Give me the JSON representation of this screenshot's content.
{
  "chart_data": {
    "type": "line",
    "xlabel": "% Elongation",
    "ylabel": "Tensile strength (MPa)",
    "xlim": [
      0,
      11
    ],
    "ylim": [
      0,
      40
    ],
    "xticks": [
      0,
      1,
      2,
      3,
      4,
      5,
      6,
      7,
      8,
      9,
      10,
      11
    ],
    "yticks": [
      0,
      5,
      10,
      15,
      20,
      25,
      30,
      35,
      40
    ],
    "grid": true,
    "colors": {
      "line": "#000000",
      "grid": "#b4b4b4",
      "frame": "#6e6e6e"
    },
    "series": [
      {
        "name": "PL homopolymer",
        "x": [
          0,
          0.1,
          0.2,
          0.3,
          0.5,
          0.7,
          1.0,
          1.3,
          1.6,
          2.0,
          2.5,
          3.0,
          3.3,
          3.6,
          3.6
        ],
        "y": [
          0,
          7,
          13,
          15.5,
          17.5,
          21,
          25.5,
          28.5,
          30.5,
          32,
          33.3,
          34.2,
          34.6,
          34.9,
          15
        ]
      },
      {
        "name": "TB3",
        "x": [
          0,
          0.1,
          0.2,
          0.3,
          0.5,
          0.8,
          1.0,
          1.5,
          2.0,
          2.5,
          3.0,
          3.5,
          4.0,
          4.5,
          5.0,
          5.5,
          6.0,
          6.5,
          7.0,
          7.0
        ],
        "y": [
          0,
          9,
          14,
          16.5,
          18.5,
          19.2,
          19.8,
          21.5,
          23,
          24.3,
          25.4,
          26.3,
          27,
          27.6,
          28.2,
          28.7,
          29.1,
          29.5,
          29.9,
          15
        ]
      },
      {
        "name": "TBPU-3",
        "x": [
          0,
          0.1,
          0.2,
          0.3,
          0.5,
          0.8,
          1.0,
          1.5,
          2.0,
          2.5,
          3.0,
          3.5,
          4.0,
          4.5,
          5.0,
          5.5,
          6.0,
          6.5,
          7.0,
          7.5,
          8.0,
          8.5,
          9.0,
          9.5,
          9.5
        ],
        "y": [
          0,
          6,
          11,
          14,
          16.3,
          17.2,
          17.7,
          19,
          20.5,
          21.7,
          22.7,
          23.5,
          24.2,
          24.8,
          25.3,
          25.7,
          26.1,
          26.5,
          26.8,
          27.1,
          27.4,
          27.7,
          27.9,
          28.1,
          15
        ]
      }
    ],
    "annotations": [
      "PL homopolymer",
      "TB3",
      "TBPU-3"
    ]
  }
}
■ ■ ■ ■
Exercise instructions: Find every line that holds "name" and copy it.

Answer to this problem:
        "name": "PL homopolymer",
        "name": "TB3",
        "name": "TBPU-3",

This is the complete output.